__Instructions for the task__
Retype the data that follows line by line, exactly, and leave its pictures out.

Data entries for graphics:
>>>>>

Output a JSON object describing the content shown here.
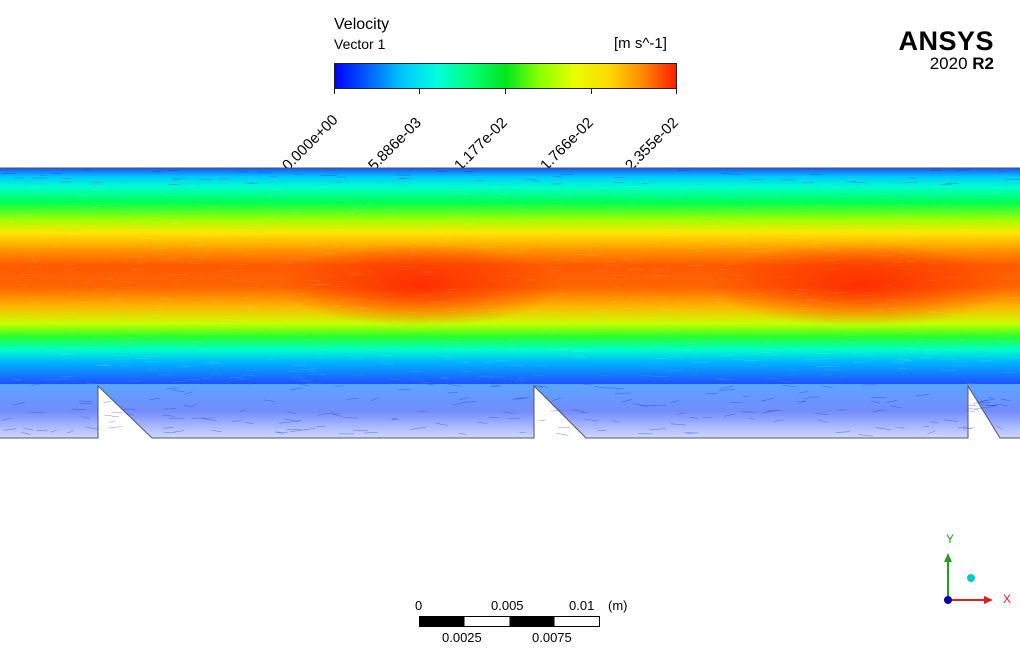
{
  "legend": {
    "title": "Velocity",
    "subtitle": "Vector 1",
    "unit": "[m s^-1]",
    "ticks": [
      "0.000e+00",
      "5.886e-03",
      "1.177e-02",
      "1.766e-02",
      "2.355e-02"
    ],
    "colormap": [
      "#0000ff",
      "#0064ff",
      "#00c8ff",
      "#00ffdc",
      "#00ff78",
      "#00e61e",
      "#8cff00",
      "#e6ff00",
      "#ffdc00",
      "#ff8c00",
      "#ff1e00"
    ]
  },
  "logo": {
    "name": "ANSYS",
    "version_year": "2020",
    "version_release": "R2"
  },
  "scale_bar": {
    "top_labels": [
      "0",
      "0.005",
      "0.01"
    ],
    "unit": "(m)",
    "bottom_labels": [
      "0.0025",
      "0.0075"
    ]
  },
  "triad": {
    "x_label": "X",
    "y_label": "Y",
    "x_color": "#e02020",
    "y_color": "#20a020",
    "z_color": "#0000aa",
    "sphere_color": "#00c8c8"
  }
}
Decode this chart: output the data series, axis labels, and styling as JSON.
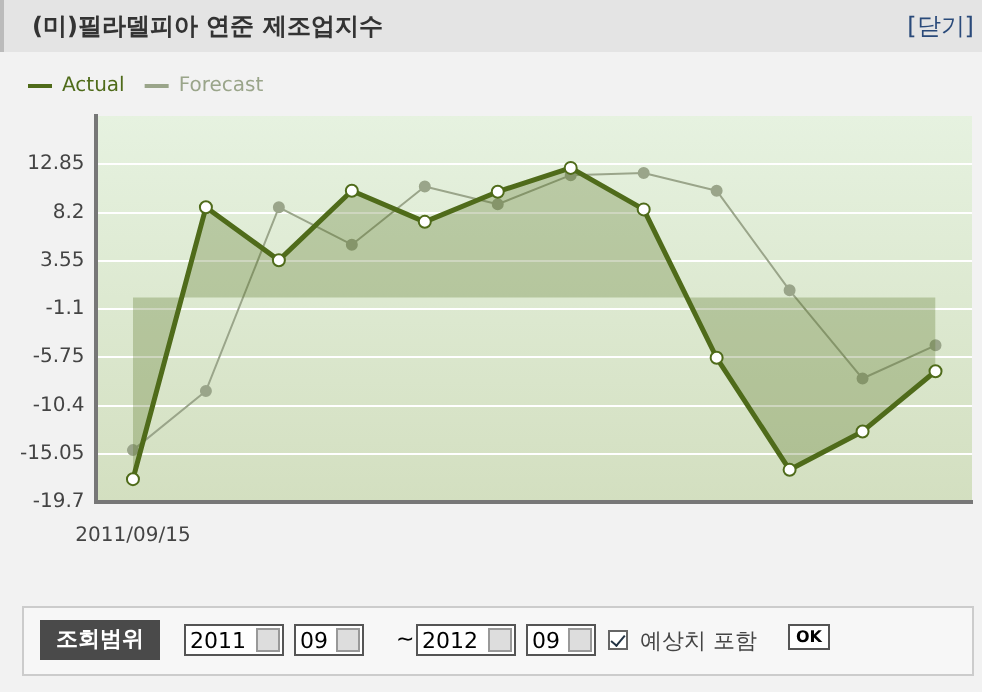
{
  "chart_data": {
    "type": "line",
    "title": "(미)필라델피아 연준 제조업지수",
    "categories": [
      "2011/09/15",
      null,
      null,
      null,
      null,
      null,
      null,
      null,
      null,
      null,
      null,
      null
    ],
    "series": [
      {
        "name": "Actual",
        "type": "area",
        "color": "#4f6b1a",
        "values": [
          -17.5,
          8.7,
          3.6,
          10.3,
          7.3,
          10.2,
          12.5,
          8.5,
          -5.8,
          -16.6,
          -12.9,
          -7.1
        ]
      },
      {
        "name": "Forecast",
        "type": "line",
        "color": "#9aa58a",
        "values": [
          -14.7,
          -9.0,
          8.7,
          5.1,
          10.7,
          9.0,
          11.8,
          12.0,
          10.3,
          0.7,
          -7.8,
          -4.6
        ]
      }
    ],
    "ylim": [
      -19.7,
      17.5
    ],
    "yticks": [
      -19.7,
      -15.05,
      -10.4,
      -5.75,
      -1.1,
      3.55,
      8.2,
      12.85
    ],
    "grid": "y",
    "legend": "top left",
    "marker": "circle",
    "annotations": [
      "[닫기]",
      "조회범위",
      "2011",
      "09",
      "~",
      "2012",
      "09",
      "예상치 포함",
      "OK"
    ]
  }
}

<<<<<

__Solution to this exercise__
Output a JSON object describing the content shown here.
{
  "legend": {
    "title": "Velocity",
    "subtitle": "Vector 1",
    "unit": "[m s^-1]",
    "ticks": [
      "0.000e+00",
      "5.886e-03",
      "1.177e-02",
      "1.766e-02",
      "2.355e-02"
    ],
    "colormap": [
      "#0000ff",
      "#0064ff",
      "#00c8ff",
      "#00ffdc",
      "#00ff78",
      "#00e61e",
      "#8cff00",
      "#e6ff00",
      "#ffdc00",
      "#ff8c00",
      "#ff1e00"
    ]
  },
  "logo": {
    "name": "ANSYS",
    "version_year": "2020",
    "version_release": "R2"
  },
  "scale_bar": {
    "top_labels": [
      "0",
      "0.005",
      "0.01"
    ],
    "unit": "(m)",
    "bottom_labels": [
      "0.0025",
      "0.0075"
    ]
  },
  "triad": {
    "x_label": "X",
    "y_label": "Y",
    "x_color": "#e02020",
    "y_color": "#20a020",
    "z_color": "#0000aa",
    "sphere_color": "#00c8c8"
  }
}
Decode this chart: output the data series, axis labels, and styling as JSON.
{
  "chart_data": {
    "type": "line",
    "title": "(미)필라델피아 연준 제조업지수",
    "categories": [
      "2011/09/15",
      null,
      null,
      null,
      null,
      null,
      null,
      null,
      null,
      null,
      null,
      null
    ],
    "series": [
      {
        "name": "Actual",
        "type": "area",
        "color": "#4f6b1a",
        "values": [
          -17.5,
          8.7,
          3.6,
          10.3,
          7.3,
          10.2,
          12.5,
          8.5,
          -5.8,
          -16.6,
          -12.9,
          -7.1
        ]
      },
      {
        "name": "Forecast",
        "type": "line",
        "color": "#9aa58a",
        "values": [
          -14.7,
          -9.0,
          8.7,
          5.1,
          10.7,
          9.0,
          11.8,
          12.0,
          10.3,
          0.7,
          -7.8,
          -4.6
        ]
      }
    ],
    "ylim": [
      -19.7,
      17.5
    ],
    "yticks": [
      -19.7,
      -15.05,
      -10.4,
      -5.75,
      -1.1,
      3.55,
      8.2,
      12.85
    ],
    "grid": "y",
    "legend": "top left",
    "marker": "circle",
    "annotations": [
      "[닫기]",
      "조회범위",
      "2011",
      "09",
      "~",
      "2012",
      "09",
      "예상치 포함",
      "OK"
    ]
  }
}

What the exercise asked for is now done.